» What is needed: Search the listing below for "turn". Copy each matching line.

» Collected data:

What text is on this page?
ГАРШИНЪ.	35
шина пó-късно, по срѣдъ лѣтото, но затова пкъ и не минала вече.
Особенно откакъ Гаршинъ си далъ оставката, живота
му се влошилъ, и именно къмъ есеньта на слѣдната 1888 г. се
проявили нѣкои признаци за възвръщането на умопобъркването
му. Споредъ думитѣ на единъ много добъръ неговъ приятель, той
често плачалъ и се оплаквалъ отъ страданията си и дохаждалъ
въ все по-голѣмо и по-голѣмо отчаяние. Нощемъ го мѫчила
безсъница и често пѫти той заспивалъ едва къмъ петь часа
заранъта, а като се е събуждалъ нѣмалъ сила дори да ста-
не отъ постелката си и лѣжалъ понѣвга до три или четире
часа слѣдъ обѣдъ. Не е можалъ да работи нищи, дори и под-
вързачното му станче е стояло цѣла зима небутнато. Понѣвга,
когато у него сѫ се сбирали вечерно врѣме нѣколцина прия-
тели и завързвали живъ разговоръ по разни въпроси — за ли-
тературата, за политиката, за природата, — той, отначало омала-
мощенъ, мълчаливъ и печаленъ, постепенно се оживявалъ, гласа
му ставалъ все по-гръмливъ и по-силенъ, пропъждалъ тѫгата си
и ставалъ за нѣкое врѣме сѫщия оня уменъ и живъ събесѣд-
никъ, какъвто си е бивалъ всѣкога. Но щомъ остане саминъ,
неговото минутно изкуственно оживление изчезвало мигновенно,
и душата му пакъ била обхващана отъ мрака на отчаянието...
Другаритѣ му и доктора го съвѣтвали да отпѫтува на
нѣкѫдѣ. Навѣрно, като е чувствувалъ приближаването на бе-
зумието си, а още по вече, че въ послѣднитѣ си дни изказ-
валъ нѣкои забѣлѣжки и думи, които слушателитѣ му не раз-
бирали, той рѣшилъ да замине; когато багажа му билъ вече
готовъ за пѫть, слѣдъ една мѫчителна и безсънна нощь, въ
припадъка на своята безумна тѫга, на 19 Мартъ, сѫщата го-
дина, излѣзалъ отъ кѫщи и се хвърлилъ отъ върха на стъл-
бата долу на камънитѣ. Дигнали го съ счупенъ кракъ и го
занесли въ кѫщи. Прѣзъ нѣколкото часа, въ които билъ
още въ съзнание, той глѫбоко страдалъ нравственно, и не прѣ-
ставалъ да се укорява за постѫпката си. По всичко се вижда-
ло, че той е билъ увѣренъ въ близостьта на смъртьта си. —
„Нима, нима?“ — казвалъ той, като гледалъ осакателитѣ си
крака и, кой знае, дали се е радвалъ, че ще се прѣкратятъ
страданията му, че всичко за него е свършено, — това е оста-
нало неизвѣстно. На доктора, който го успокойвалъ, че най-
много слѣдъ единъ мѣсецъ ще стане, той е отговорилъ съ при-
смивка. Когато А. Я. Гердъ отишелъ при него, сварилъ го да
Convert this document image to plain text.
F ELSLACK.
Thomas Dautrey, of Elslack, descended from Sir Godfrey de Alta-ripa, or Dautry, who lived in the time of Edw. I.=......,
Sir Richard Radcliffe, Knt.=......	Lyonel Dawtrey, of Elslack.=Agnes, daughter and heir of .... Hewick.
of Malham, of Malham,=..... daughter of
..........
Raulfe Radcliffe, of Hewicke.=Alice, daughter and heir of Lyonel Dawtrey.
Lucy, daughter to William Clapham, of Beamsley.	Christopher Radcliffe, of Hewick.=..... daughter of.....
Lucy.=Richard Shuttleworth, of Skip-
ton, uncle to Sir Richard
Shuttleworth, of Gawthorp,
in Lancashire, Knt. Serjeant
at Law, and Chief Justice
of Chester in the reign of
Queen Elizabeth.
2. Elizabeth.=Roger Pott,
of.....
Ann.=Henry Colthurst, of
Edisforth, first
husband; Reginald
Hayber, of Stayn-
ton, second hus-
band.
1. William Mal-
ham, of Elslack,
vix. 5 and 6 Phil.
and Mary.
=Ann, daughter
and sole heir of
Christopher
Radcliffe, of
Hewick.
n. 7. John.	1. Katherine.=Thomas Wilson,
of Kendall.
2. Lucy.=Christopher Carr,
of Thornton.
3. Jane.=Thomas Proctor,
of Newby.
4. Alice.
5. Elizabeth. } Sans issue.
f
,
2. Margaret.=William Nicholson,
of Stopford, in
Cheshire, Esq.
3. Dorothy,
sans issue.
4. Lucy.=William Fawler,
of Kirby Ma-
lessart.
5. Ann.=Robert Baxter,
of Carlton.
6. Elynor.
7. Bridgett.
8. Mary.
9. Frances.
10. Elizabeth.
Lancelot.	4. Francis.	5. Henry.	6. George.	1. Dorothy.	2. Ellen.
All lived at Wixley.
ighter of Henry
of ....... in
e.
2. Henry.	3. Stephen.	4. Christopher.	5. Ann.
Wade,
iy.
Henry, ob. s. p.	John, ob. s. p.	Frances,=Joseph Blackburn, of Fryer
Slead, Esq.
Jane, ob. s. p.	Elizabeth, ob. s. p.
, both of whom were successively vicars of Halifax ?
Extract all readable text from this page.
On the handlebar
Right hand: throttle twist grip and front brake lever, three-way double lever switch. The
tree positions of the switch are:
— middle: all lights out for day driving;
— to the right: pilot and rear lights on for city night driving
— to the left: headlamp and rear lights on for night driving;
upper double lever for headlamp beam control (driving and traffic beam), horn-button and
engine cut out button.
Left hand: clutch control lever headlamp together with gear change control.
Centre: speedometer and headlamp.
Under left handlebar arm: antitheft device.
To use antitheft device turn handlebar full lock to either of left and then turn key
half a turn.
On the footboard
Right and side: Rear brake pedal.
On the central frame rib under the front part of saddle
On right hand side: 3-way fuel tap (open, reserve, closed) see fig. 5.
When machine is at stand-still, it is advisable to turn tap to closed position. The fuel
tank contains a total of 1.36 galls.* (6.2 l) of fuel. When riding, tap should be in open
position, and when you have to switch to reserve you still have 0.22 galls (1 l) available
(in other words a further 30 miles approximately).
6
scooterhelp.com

» In response:
To use antitheft device turn handlebar full lock to either of left and then turn key
half a turn.
When machine is at stand-still, it is advisable to turn tap to closed position. The fuel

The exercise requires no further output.